__STATED TASK__.
Copy out the listing that follows, exactly, without its pictures.

__INPUT__.
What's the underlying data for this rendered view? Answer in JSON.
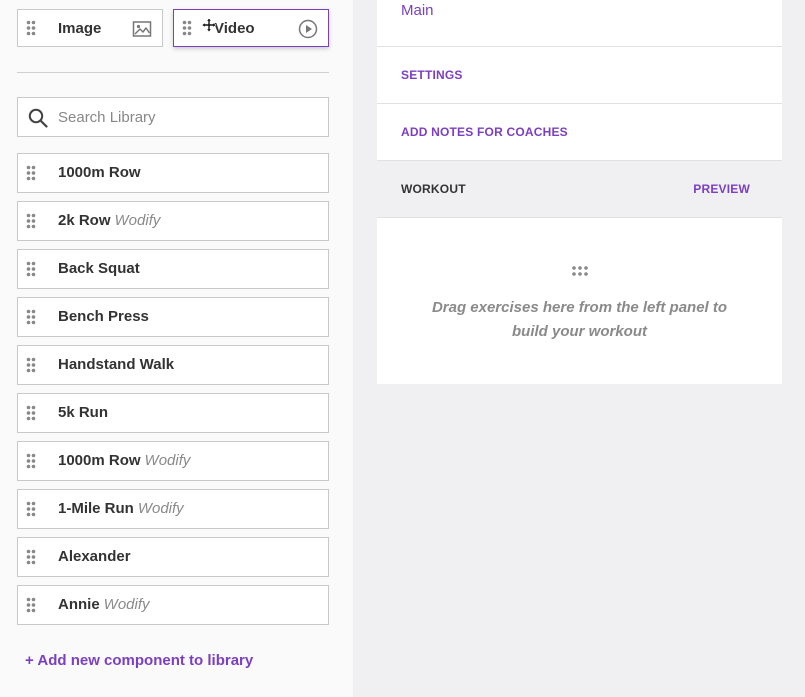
{
  "components": {
    "image": {
      "label": "Image",
      "icon": "image-icon"
    },
    "video": {
      "label": "Video",
      "icon": "play-circle-icon"
    }
  },
  "search": {
    "placeholder": "Search Library",
    "value": ""
  },
  "library": {
    "items": [
      {
        "name": "1000m Row",
        "tag": ""
      },
      {
        "name": "2k Row",
        "tag": "Wodify"
      },
      {
        "name": "Back Squat",
        "tag": ""
      },
      {
        "name": "Bench Press",
        "tag": ""
      },
      {
        "name": "Handstand Walk",
        "tag": ""
      },
      {
        "name": "5k Run",
        "tag": ""
      },
      {
        "name": "1000m Row",
        "tag": "Wodify"
      },
      {
        "name": "1-Mile Run",
        "tag": "Wodify"
      },
      {
        "name": "Alexander",
        "tag": ""
      },
      {
        "name": "Annie",
        "tag": "Wodify"
      }
    ],
    "add_label": "+ Add new component to library"
  },
  "workout_panel": {
    "main_label": "Main",
    "settings_label": "SETTINGS",
    "notes_label": "ADD NOTES FOR COACHES",
    "workout_label": "WORKOUT",
    "preview_label": "PREVIEW",
    "drop_hint": "Drag exercises here from the left panel to build your workout"
  },
  "colors": {
    "accent": "#7b3fc1",
    "border": "#c8c8c8",
    "muted_text": "#8a8a8a",
    "background": "#f0f0f2"
  }
}
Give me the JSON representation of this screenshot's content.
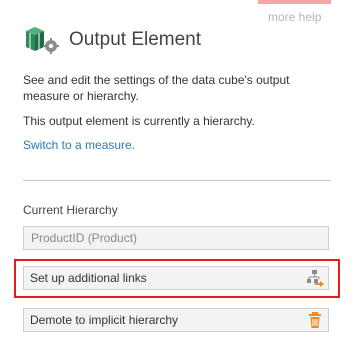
{
  "help": {
    "more_help_label": "more help"
  },
  "header": {
    "title": "Output Element",
    "icon": "cube-gear-icon"
  },
  "description": {
    "line1": "See and edit the settings of the data cube's output measure or hierarchy.",
    "line2": "This output element is currently a hierarchy.",
    "switch_link": "Switch to a measure."
  },
  "current": {
    "label": "Current Hierarchy",
    "value": "ProductID (Product)"
  },
  "actions": {
    "links_label": "Set up additional links",
    "links_icon": "hierarchy-link-icon",
    "demote_label": "Demote to implicit hierarchy",
    "demote_icon": "trash-icon"
  },
  "colors": {
    "accent_link": "#2a7ab8",
    "highlight": "#e31b1b",
    "cube_green": "#2f8a5a",
    "arrow_orange": "#f08a24"
  }
}
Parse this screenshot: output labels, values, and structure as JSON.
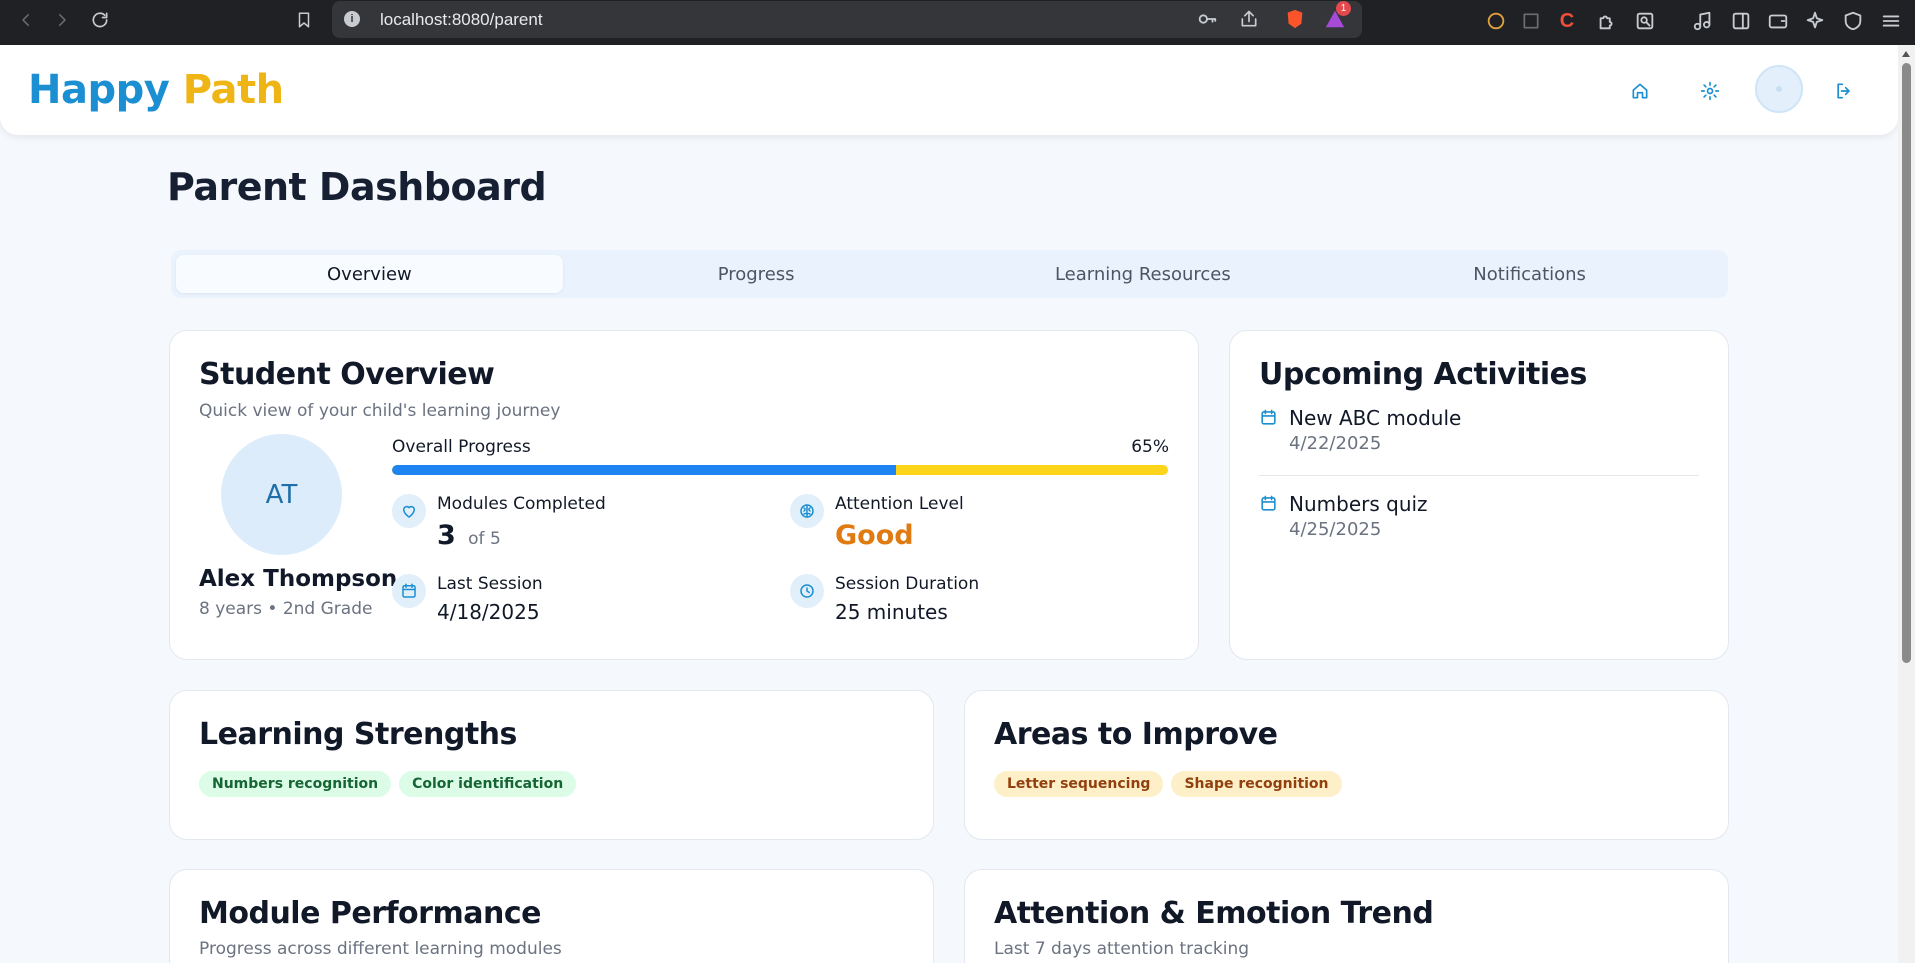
{
  "browser": {
    "url": "localhost:8080/parent",
    "extension_badge": "1"
  },
  "app": {
    "brand_first": "Happy",
    "brand_second": "Path",
    "colors": {
      "brand_blue": "#1b8fd1",
      "brand_yellow": "#efb514",
      "progress_blue": "#1d84f2",
      "progress_yellow": "#fcd419",
      "accent_orange": "#e07b12"
    },
    "header_icons": [
      "home-icon",
      "gear-icon",
      "avatar",
      "logout-icon"
    ]
  },
  "page": {
    "title": "Parent Dashboard"
  },
  "tabs": [
    {
      "label": "Overview",
      "active": true
    },
    {
      "label": "Progress",
      "active": false
    },
    {
      "label": "Learning Resources",
      "active": false
    },
    {
      "label": "Notifications",
      "active": false
    }
  ],
  "student_overview": {
    "title": "Student Overview",
    "subtitle": "Quick view of your child's learning journey",
    "initials": "AT",
    "name": "Alex Thompson",
    "meta": "8 years • 2nd Grade",
    "progress_label": "Overall Progress",
    "progress_text": "65%",
    "progress_value": 0.65,
    "stats": {
      "modules": {
        "label": "Modules Completed",
        "value": "3",
        "suffix": "of 5",
        "icon": "heart-icon"
      },
      "attention": {
        "label": "Attention Level",
        "value": "Good",
        "icon": "brain-icon"
      },
      "last_session": {
        "label": "Last Session",
        "value": "4/18/2025",
        "icon": "calendar-icon"
      },
      "duration": {
        "label": "Session Duration",
        "value": "25 minutes",
        "icon": "clock-icon"
      }
    }
  },
  "upcoming": {
    "title": "Upcoming Activities",
    "items": [
      {
        "title": "New ABC module",
        "date": "4/22/2025"
      },
      {
        "title": "Numbers quiz",
        "date": "4/25/2025"
      }
    ]
  },
  "strengths": {
    "title": "Learning Strengths",
    "chips": [
      "Numbers recognition",
      "Color identification"
    ]
  },
  "improve": {
    "title": "Areas to Improve",
    "chips": [
      "Letter sequencing",
      "Shape recognition"
    ]
  },
  "module_performance": {
    "title": "Module Performance",
    "subtitle": "Progress across different learning modules"
  },
  "attention_trend": {
    "title": "Attention & Emotion Trend",
    "subtitle": "Last 7 days attention tracking"
  }
}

__RESULT OF THE EXERCISE__.
What's the underlying data for this rendered view? Answer in JSON.
{
  "components": {
    "image": {
      "label": "Image",
      "icon": "image-icon"
    },
    "video": {
      "label": "Video",
      "icon": "play-circle-icon"
    }
  },
  "search": {
    "placeholder": "Search Library",
    "value": ""
  },
  "library": {
    "items": [
      {
        "name": "1000m Row",
        "tag": ""
      },
      {
        "name": "2k Row",
        "tag": "Wodify"
      },
      {
        "name": "Back Squat",
        "tag": ""
      },
      {
        "name": "Bench Press",
        "tag": ""
      },
      {
        "name": "Handstand Walk",
        "tag": ""
      },
      {
        "name": "5k Run",
        "tag": ""
      },
      {
        "name": "1000m Row",
        "tag": "Wodify"
      },
      {
        "name": "1-Mile Run",
        "tag": "Wodify"
      },
      {
        "name": "Alexander",
        "tag": ""
      },
      {
        "name": "Annie",
        "tag": "Wodify"
      }
    ],
    "add_label": "+ Add new component to library"
  },
  "workout_panel": {
    "main_label": "Main",
    "settings_label": "SETTINGS",
    "notes_label": "ADD NOTES FOR COACHES",
    "workout_label": "WORKOUT",
    "preview_label": "PREVIEW",
    "drop_hint": "Drag exercises here from the left panel to build your workout"
  },
  "colors": {
    "accent": "#7b3fc1",
    "border": "#c8c8c8",
    "muted_text": "#8a8a8a",
    "background": "#f0f0f2"
  }
}
Give me the JSON representation of this screenshot's content.
{
  "help": {
    "more_help_label": "more help"
  },
  "header": {
    "title": "Output Element",
    "icon": "cube-gear-icon"
  },
  "description": {
    "line1": "See and edit the settings of the data cube's output measure or hierarchy.",
    "line2": "This output element is currently a hierarchy.",
    "switch_link": "Switch to a measure."
  },
  "current": {
    "label": "Current Hierarchy",
    "value": "ProductID (Product)"
  },
  "actions": {
    "links_label": "Set up additional links",
    "links_icon": "hierarchy-link-icon",
    "demote_label": "Demote to implicit hierarchy",
    "demote_icon": "trash-icon"
  },
  "colors": {
    "accent_link": "#2a7ab8",
    "highlight": "#e31b1b",
    "cube_green": "#2f8a5a",
    "arrow_orange": "#f08a24"
  }
}
Parse this screenshot: output labels, values, and structure as JSON.
{
  "browser": {
    "url": "localhost:8080/parent",
    "extension_badge": "1"
  },
  "app": {
    "brand_first": "Happy",
    "brand_second": "Path",
    "colors": {
      "brand_blue": "#1b8fd1",
      "brand_yellow": "#efb514",
      "progress_blue": "#1d84f2",
      "progress_yellow": "#fcd419",
      "accent_orange": "#e07b12"
    },
    "header_icons": [
      "home-icon",
      "gear-icon",
      "avatar",
      "logout-icon"
    ]
  },
  "page": {
    "title": "Parent Dashboard"
  },
  "tabs": [
    {
      "label": "Overview",
      "active": true
    },
    {
      "label": "Progress",
      "active": false
    },
    {
      "label": "Learning Resources",
      "active": false
    },
    {
      "label": "Notifications",
      "active": false
    }
  ],
  "student_overview": {
    "title": "Student Overview",
    "subtitle": "Quick view of your child's learning journey",
    "initials": "AT",
    "name": "Alex Thompson",
    "meta": "8 years • 2nd Grade",
    "progress_label": "Overall Progress",
    "progress_text": "65%",
    "progress_value": 0.65,
    "stats": {
      "modules": {
        "label": "Modules Completed",
        "value": "3",
        "suffix": "of 5",
        "icon": "heart-icon"
      },
      "attention": {
        "label": "Attention Level",
        "value": "Good",
        "icon": "brain-icon"
      },
      "last_session": {
        "label": "Last Session",
        "value": "4/18/2025",
        "icon": "calendar-icon"
      },
      "duration": {
        "label": "Session Duration",
        "value": "25 minutes",
        "icon": "clock-icon"
      }
    }
  },
  "upcoming": {
    "title": "Upcoming Activities",
    "items": [
      {
        "title": "New ABC module",
        "date": "4/22/2025"
      },
      {
        "title": "Numbers quiz",
        "date": "4/25/2025"
      }
    ]
  },
  "strengths": {
    "title": "Learning Strengths",
    "chips": [
      "Numbers recognition",
      "Color identification"
    ]
  },
  "improve": {
    "title": "Areas to Improve",
    "chips": [
      "Letter sequencing",
      "Shape recognition"
    ]
  },
  "module_performance": {
    "title": "Module Performance",
    "subtitle": "Progress across different learning modules"
  },
  "attention_trend": {
    "title": "Attention & Emotion Trend",
    "subtitle": "Last 7 days attention tracking"
  }
}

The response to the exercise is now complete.